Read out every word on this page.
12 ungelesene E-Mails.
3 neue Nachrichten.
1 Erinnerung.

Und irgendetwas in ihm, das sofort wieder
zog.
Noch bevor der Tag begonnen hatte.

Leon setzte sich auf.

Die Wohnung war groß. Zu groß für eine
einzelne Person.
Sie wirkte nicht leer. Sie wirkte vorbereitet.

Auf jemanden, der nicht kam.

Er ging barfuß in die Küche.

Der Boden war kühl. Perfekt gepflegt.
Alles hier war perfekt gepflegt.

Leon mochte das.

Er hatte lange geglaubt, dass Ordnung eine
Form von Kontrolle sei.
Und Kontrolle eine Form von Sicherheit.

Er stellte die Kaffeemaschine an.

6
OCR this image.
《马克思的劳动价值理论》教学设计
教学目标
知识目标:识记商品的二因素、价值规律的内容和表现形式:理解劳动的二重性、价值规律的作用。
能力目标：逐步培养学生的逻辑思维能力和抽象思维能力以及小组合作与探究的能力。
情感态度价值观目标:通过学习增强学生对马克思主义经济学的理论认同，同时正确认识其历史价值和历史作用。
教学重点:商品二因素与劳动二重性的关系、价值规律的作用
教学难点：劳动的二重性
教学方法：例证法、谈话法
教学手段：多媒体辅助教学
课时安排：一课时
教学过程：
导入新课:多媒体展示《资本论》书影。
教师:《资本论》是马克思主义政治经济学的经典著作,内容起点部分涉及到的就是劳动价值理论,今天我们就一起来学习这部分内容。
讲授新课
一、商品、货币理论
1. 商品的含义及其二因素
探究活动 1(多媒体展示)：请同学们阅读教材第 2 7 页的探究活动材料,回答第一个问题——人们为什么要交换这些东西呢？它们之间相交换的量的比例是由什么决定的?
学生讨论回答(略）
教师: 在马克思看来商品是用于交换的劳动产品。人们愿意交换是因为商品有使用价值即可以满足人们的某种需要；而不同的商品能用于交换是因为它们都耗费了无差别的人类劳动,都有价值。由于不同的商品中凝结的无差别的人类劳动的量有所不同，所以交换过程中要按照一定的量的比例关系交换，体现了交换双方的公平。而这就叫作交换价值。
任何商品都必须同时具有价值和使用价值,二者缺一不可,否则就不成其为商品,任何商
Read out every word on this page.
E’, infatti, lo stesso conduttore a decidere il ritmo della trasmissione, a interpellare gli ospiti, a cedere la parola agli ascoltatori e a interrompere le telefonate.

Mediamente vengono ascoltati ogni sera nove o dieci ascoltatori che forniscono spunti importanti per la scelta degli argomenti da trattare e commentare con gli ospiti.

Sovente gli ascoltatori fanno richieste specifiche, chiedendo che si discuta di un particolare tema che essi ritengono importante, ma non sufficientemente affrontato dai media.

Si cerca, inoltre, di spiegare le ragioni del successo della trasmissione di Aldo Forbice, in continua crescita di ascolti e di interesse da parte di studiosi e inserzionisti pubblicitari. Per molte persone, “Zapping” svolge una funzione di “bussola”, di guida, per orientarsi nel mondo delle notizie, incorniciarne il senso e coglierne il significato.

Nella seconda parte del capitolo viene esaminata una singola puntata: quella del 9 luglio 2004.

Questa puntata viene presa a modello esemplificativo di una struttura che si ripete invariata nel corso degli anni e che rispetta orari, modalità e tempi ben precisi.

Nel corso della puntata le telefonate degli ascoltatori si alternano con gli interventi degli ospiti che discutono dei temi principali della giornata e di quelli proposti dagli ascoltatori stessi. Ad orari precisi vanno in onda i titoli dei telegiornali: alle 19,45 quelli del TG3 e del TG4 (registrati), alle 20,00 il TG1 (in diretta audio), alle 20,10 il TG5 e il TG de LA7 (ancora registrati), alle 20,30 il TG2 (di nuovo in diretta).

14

**Set problem**:
Above are some records; extract every one of them exactly.

**The response**:
Read out every word on this page.
12 ungelesene E-Mails.
3 neue Nachrichten.
1 Erinnerung.

Und irgendetwas in ihm, das sofort wieder
zog.
Noch bevor der Tag begonnen hatte.

Leon setzte sich auf.

Die Wohnung war groß. Zu groß für eine
einzelne Person.
Sie wirkte nicht leer. Sie wirkte vorbereitet.

Auf jemanden, der nicht kam.

Er ging barfuß in die Küche.

Der Boden war kühl. Perfekt gepflegt.
Alles hier war perfekt gepflegt.

Leon mochte das.

Er hatte lange geglaubt, dass Ordnung eine
Form von Kontrolle sei.
Und Kontrolle eine Form von Sicherheit.

Er stellte die Kaffeemaschine an.

6
OCR this image.
《马克思的劳动价值理论》教学设计
教学目标
知识目标:识记商品的二因素、价值规律的内容和表现形式:理解劳动的二重性、价值规律的作用。
能力目标：逐步培养学生的逻辑思维能力和抽象思维能力以及小组合作与探究的能力。
情感态度价值观目标:通过学习增强学生对马克思主义经济学的理论认同，同时正确认识其历史价值和历史作用。
教学重点:商品二因素与劳动二重性的关系、价值规律的作用
教学难点：劳动的二重性
教学方法：例证法、谈话法
教学手段：多媒体辅助教学
课时安排：一课时
教学过程：
导入新课:多媒体展示《资本论》书影。
教师:《资本论》是马克思主义政治经济学的经典著作,内容起点部分涉及到的就是劳动价值理论,今天我们就一起来学习这部分内容。
讲授新课
一、商品、货币理论
1. 商品的含义及其二因素
探究活动 1(多媒体展示)：请同学们阅读教材第 2 7 页的探究活动材料,回答第一个问题——人们为什么要交换这些东西呢？它们之间相交换的量的比例是由什么决定的?
学生讨论回答(略）
教师: 在马克思看来商品是用于交换的劳动产品。人们愿意交换是因为商品有使用价值即可以满足人们的某种需要；而不同的商品能用于交换是因为它们都耗费了无差别的人类劳动,都有价值。由于不同的商品中凝结的无差别的人类劳动的量有所不同，所以交换过程中要按照一定的量的比例关系交换，体现了交换双方的公平。而这就叫作交换价值。
任何商品都必须同时具有价值和使用价值,二者缺一不可,否则就不成其为商品,任何商
Read out every word on this page.
E’, infatti, lo stesso conduttore a decidere il ritmo della trasmissione, a interpellare gli ospiti, a cedere la parola agli ascoltatori e a interrompere le telefonate.

Mediamente vengono ascoltati ogni sera nove o dieci ascoltatori che forniscono spunti importanti per la scelta degli argomenti da trattare e commentare con gli ospiti.

Sovente gli ascoltatori fanno richieste specifiche, chiedendo che si discuta di un particolare tema che essi ritengono importante, ma non sufficientemente affrontato dai media.

Si cerca, inoltre, di spiegare le ragioni del successo della trasmissione di Aldo Forbice, in continua crescita di ascolti e di interesse da parte di studiosi e inserzionisti pubblicitari. Per molte persone, “Zapping” svolge una funzione di “bussola”, di guida, per orientarsi nel mondo delle notizie, incorniciarne il senso e coglierne il significato.

Nella seconda parte del capitolo viene esaminata una singola puntata: quella del 9 luglio 2004.

Questa puntata viene presa a modello esemplificativo di una struttura che si ripete invariata nel corso degli anni e che rispetta orari, modalità e tempi ben precisi.

Nel corso della puntata le telefonate degli ascoltatori si alternano con gli interventi degli ospiti che discutono dei temi principali della giornata e di quelli proposti dagli ascoltatori stessi. Ad orari precisi vanno in onda i titoli dei telegiornali: alle 19,45 quelli del TG3 e del TG4 (registrati), alle 20,00 il TG1 (in diretta audio), alle 20,10 il TG5 e il TG de LA7 (ancora registrati), alle 20,30 il TG2 (di nuovo in diretta).

14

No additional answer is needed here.